• [WORK TO COMPLETE]: Switch "map-marker" to "map-pin" throughout the entries below and reproduce them with no other change. Leave the pictures out.

Saved data entries
┄┄┄┄┄┄┄┄┄┄┄┄┄┄┄┄┄┄┄┄
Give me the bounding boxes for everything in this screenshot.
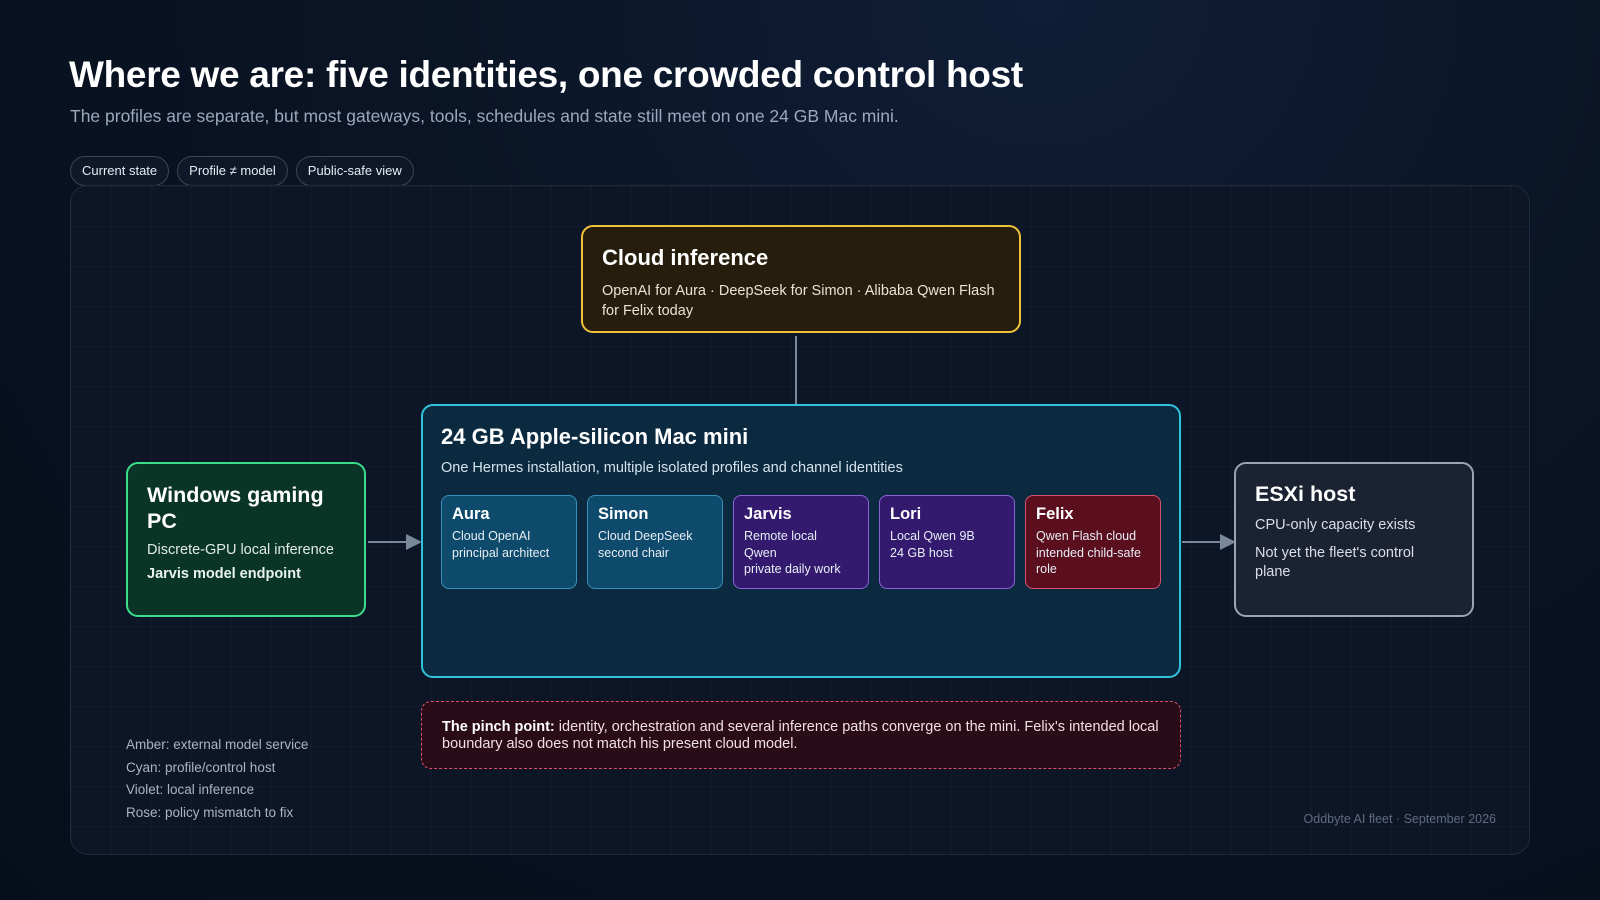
profile-line: Qwen Flash cloud: [1036, 529, 1137, 543]
profile-line: role: [1036, 562, 1057, 576]
profile-line: Remote local: [744, 529, 817, 543]
tag-row: Current state Profile ≠ model Public-saf…: [70, 156, 414, 186]
profile-card-felix: Felix Qwen Flash cloud intended child-sa…: [1025, 495, 1161, 589]
mac-mini-box: 24 GB Apple-silicon Mac mini One Hermes …: [421, 404, 1181, 678]
pc-desc: Discrete-GPU local inference: [147, 542, 334, 558]
pc-endpoint: Jarvis model endpoint: [147, 566, 301, 582]
tag-profile-model: Profile ≠ model: [177, 156, 288, 186]
profile-line: Local Qwen 9B: [890, 529, 975, 543]
profile-detail: Qwen Flash cloud intended child-safe rol…: [1036, 528, 1150, 578]
profile-detail: Remote local Qwen private daily work: [744, 528, 858, 578]
profile-name: Jarvis: [744, 505, 792, 523]
page-subtitle: The profiles are separate, but most gate…: [70, 106, 899, 126]
pc-title: Windows gaming PC: [147, 483, 324, 533]
windows-pc-box: Windows gaming PC Discrete-GPU local inf…: [126, 462, 366, 617]
mini-desc: One Hermes installation, multiple isolat…: [441, 460, 903, 476]
profile-card-lori: Lori Local Qwen 9B 24 GB host: [879, 495, 1015, 589]
page-title: Where we are: five identities, one crowd…: [69, 54, 1023, 95]
profile-name: Lori: [890, 505, 922, 523]
profile-name: Felix: [1036, 505, 1074, 523]
esxi-title: ESXi host: [1255, 482, 1356, 506]
profile-card-aura: Aura Cloud OpenAI principal architect: [441, 495, 577, 589]
tag-public-safe: Public-safe view: [295, 156, 414, 186]
legend-item-violet: Violet: local inference: [126, 782, 255, 797]
profile-line: Cloud DeepSeek: [598, 529, 693, 543]
legend: Amber: external model service Cyan: prof…: [126, 737, 308, 827]
esxi-desc-2: Not yet the fleet's control plane: [1255, 545, 1415, 580]
profile-card-simon: Simon Cloud DeepSeek second chair: [587, 495, 723, 589]
esxi-desc-1: CPU-only capacity exists: [1255, 517, 1416, 533]
profile-line: Qwen: [744, 545, 777, 560]
tag-current-state: Current state: [70, 156, 170, 186]
profile-card-jarvis: Jarvis Remote local Qwen private daily w…: [733, 495, 869, 589]
cloud-inference-box: Cloud inference OpenAI for Aura · DeepSe…: [581, 225, 1021, 333]
mini-title: 24 GB Apple-silicon Mac mini: [441, 424, 749, 449]
profile-line: principal architect: [452, 545, 550, 560]
footer-credit: Oddbyte AI fleet · September 2026: [1303, 812, 1496, 826]
legend-item-rose: Rose: policy mismatch to fix: [126, 804, 294, 820]
profile-detail: Cloud DeepSeek second chair: [598, 528, 712, 561]
legend-item-cyan: Cyan: profile/control host: [126, 759, 276, 775]
profile-line: second chair: [598, 545, 669, 560]
profile-detail: Cloud OpenAI principal architect: [452, 528, 566, 561]
profile-name: Aura: [452, 505, 490, 523]
profile-line: Cloud OpenAI: [452, 529, 531, 543]
cloud-title: Cloud inference: [602, 245, 769, 270]
cloud-desc: OpenAI for Aura · DeepSeek for Simon · A…: [602, 283, 995, 319]
profile-line: private daily work: [744, 562, 841, 576]
profile-line: 24 GB host: [890, 545, 953, 560]
profile-line: intended child-safe: [1036, 545, 1141, 560]
esxi-host-box: ESXi host CPU-only capacity exists Not y…: [1234, 462, 1474, 617]
pinch-label: The pinch point:: [442, 719, 555, 735]
profile-row: Aura Cloud OpenAI principal architect Si…: [441, 495, 1161, 589]
legend-item-amber: Amber: external model service: [126, 737, 309, 752]
profile-name: Simon: [598, 505, 649, 523]
pinch-point-callout: The pinch point: identity, orchestration…: [421, 701, 1181, 769]
profile-detail: Local Qwen 9B 24 GB host: [890, 528, 1004, 561]
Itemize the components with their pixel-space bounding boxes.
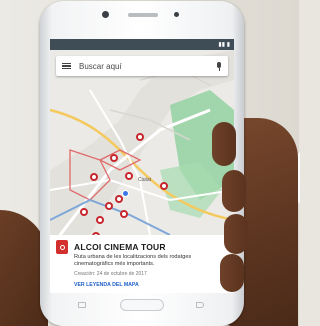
map-marker[interactable] [115,195,123,203]
map-marker[interactable] [125,172,133,180]
map-pin-icon [56,240,68,254]
map-marker[interactable] [96,216,104,224]
finger [222,170,246,212]
map-marker[interactable] [80,208,88,216]
map-marker[interactable] [160,182,168,190]
creation-date: Creación: 24 de octubre de 2017 [74,271,147,277]
current-location-icon [122,190,129,197]
map-info-card: ALCOI CINEMA TOUR Ruta urbana de les loc… [50,235,234,293]
map-view[interactable]: Buscar aquí Ciutat [50,50,234,235]
smartphone: ▮▮ ▮ Buscar aquí Ciutat ALCOI CINEMA TOU… [40,1,244,326]
map-canvas [50,50,234,235]
back-key[interactable] [196,302,204,308]
front-camera [102,11,109,18]
map-description: Ruta urbana de les localitzacions dels r… [74,254,192,267]
thumb [212,122,236,166]
view-legend-link[interactable]: VER LEYENDA DEL MAPA [74,282,139,288]
phone-screen: ▮▮ ▮ Buscar aquí Ciutat ALCOI CINEMA TOU… [50,39,234,293]
map-marker[interactable] [136,133,144,141]
search-input[interactable]: Buscar aquí [79,62,216,71]
map-marker[interactable] [120,210,128,218]
finger [224,214,248,254]
map-title: ALCOI CINEMA TOUR [74,242,166,252]
sensor [174,12,179,17]
home-button[interactable] [120,299,164,311]
search-bar[interactable]: Buscar aquí [56,56,228,76]
status-bar: ▮▮ ▮ [50,39,234,50]
recent-apps-key[interactable] [78,302,86,308]
map-place-label: Ciutat [138,177,152,183]
microphone-icon[interactable] [216,61,222,71]
hamburger-menu-icon[interactable] [62,62,71,70]
map-marker[interactable] [110,154,118,162]
earpiece-speaker [128,13,158,17]
map-marker[interactable] [90,173,98,181]
finger [220,254,244,292]
map-marker[interactable] [105,202,113,210]
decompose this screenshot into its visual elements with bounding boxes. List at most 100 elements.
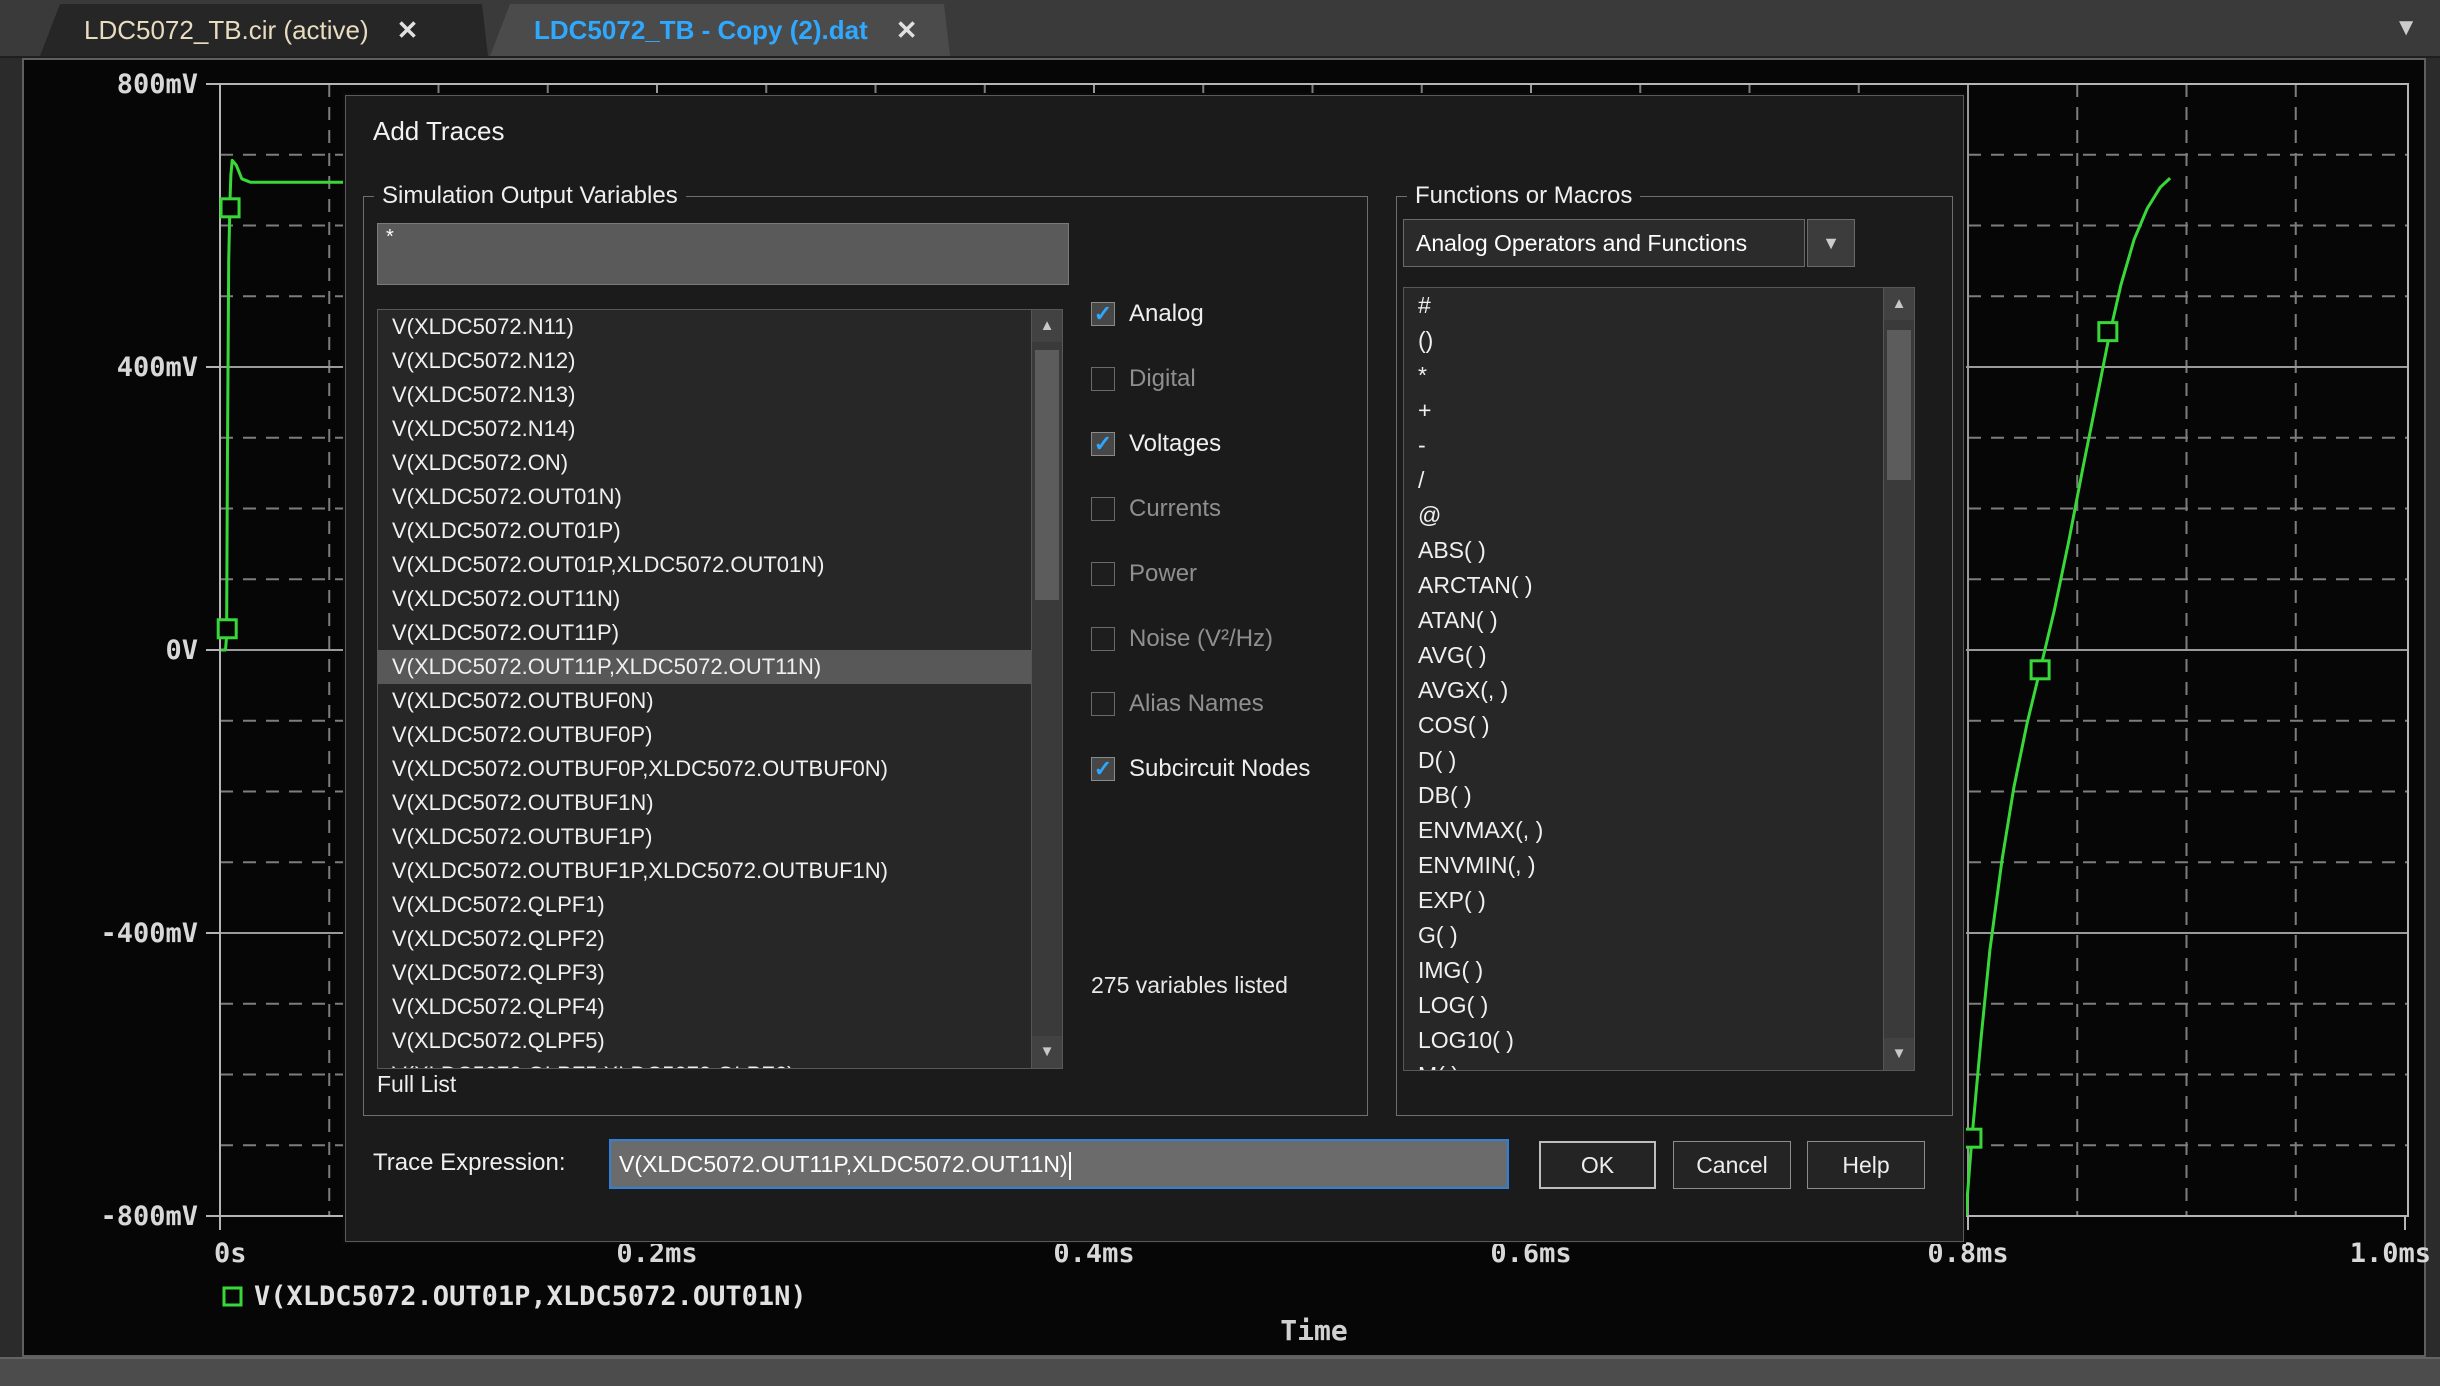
┄┄┄┄┄┄┄┄┄┄┄┄┄┄┄┄┄┄┄┄
• [OUTPUT OF THE TASK]:
Give me the bounding boxes for everything in this screenshot.
profile-line: Qwen Flash cloud: [1036, 529, 1137, 543]
profile-line: role: [1036, 562, 1057, 576]
profile-line: Remote local: [744, 529, 817, 543]
tag-row: Current state Profile ≠ model Public-saf…: [70, 156, 414, 186]
profile-card-felix: Felix Qwen Flash cloud intended child-sa…: [1025, 495, 1161, 589]
mac-mini-box: 24 GB Apple-silicon Mac mini One Hermes …: [421, 404, 1181, 678]
pc-desc: Discrete-GPU local inference: [147, 542, 334, 558]
pc-endpoint: Jarvis model endpoint: [147, 566, 301, 582]
tag-profile-model: Profile ≠ model: [177, 156, 288, 186]
profile-line: Local Qwen 9B: [890, 529, 975, 543]
profile-detail: Qwen Flash cloud intended child-safe rol…: [1036, 528, 1150, 578]
profile-detail: Remote local Qwen private daily work: [744, 528, 858, 578]
profile-name: Jarvis: [744, 505, 792, 523]
page-subtitle: The profiles are separate, but most gate…: [70, 106, 899, 126]
pc-title: Windows gaming PC: [147, 483, 324, 533]
windows-pc-box: Windows gaming PC Discrete-GPU local inf…: [126, 462, 366, 617]
mini-desc: One Hermes installation, multiple isolat…: [441, 460, 903, 476]
profile-card-lori: Lori Local Qwen 9B 24 GB host: [879, 495, 1015, 589]
page-title: Where we are: five identities, one crowd…: [69, 54, 1023, 95]
profile-name: Lori: [890, 505, 922, 523]
profile-name: Felix: [1036, 505, 1074, 523]
esxi-title: ESXi host: [1255, 482, 1356, 506]
profile-card-aura: Aura Cloud OpenAI principal architect: [441, 495, 577, 589]
tag-public-safe: Public-safe view: [295, 156, 414, 186]
legend-item-violet: Violet: local inference: [126, 782, 255, 797]
profile-line: Cloud DeepSeek: [598, 529, 693, 543]
legend: Amber: external model service Cyan: prof…: [126, 737, 308, 827]
esxi-desc-2: Not yet the fleet's control plane: [1255, 545, 1415, 580]
profile-card-simon: Simon Cloud DeepSeek second chair: [587, 495, 723, 589]
esxi-desc-1: CPU-only capacity exists: [1255, 517, 1416, 533]
profile-line: Qwen: [744, 545, 777, 560]
tag-current-state: Current state: [70, 156, 170, 186]
profile-card-jarvis: Jarvis Remote local Qwen private daily w…: [733, 495, 869, 589]
cloud-inference-box: Cloud inference OpenAI for Aura · DeepSe…: [581, 225, 1021, 333]
mini-title: 24 GB Apple-silicon Mac mini: [441, 424, 749, 449]
profile-line: principal architect: [452, 545, 550, 560]
footer-credit: Oddbyte AI fleet · September 2026: [1303, 812, 1496, 826]
legend-item-rose: Rose: policy mismatch to fix: [126, 804, 294, 820]
profile-detail: Cloud DeepSeek second chair: [598, 528, 712, 561]
legend-item-cyan: Cyan: profile/control host: [126, 759, 276, 775]
profile-line: second chair: [598, 545, 669, 560]
profile-detail: Cloud OpenAI principal architect: [452, 528, 566, 561]
profile-name: Aura: [452, 505, 490, 523]
profile-line: Cloud OpenAI: [452, 529, 531, 543]
cloud-title: Cloud inference: [602, 245, 769, 270]
cloud-desc: OpenAI for Aura · DeepSeek for Simon · A…: [602, 283, 995, 319]
profile-line: private daily work: [744, 562, 841, 576]
profile-line: 24 GB host: [890, 545, 953, 560]
profile-line: intended child-safe: [1036, 545, 1141, 560]
esxi-host-box: ESXi host CPU-only capacity exists Not y…: [1234, 462, 1474, 617]
pinch-label: The pinch point:: [442, 719, 555, 735]
profile-row: Aura Cloud OpenAI principal architect Si…: [441, 495, 1161, 589]
legend-item-amber: Amber: external model service: [126, 737, 309, 752]
profile-name: Simon: [598, 505, 649, 523]
pinch-point-callout: The pinch point: identity, orchestration…: [421, 701, 1181, 769]
profile-detail: Local Qwen 9B 24 GB host: [890, 528, 1004, 561]
Itemize the components with their pixel-space bounding boxes.
map-pin[interactable] [115,195,123,203]
map-pin[interactable] [125,172,133,180]
map-pin-icon [56,240,68,254]
map-pin[interactable] [96,216,104,224]
finger [222,170,246,212]
map-pin[interactable] [80,208,88,216]
map-pin[interactable] [160,182,168,190]
creation-date: Creación: 24 de octubre de 2017 [74,271,147,277]
current-location-icon [122,190,129,197]
map-info-card: ALCOI CINEMA TOUR Ruta urbana de les loc… [50,235,234,293]
map-view[interactable]: Buscar aquí Ciutat [50,50,234,235]
smartphone: ▮▮ ▮ Buscar aquí Ciutat ALCOI CINEMA TOU… [40,1,244,326]
map-canvas [50,50,234,235]
back-key[interactable] [196,302,204,308]
front-camera [102,11,109,18]
map-description: Ruta urbana de les localitzacions dels r… [74,254,192,267]
thumb [212,122,236,166]
view-legend-link[interactable]: VER LEYENDA DEL MAPA [74,282,139,288]
phone-screen: ▮▮ ▮ Buscar aquí Ciutat ALCOI CINEMA TOU… [50,39,234,293]
map-pin[interactable] [136,133,144,141]
search-input[interactable]: Buscar aquí [79,62,216,71]
map-pin[interactable] [120,210,128,218]
finger [224,214,248,254]
map-title: ALCOI CINEMA TOUR [74,242,166,252]
sensor [174,12,179,17]
home-button[interactable] [120,299,164,311]
search-bar[interactable]: Buscar aquí [56,56,228,76]
status-bar: ▮▮ ▮ [50,39,234,50]
recent-apps-key[interactable] [78,302,86,308]
map-place-label: Ciutat [138,177,152,183]
microphone-icon[interactable] [216,61,222,71]
hamburger-menu-icon[interactable] [62,62,71,70]
map-pin[interactable] [110,154,118,162]
earpiece-speaker [128,13,158,17]
map-pin[interactable] [90,173,98,181]
finger [220,254,244,292]
map-pin[interactable] [105,202,113,210]
decompose this screenshot into its visual elements with bounding boxes. List at most 100 elements.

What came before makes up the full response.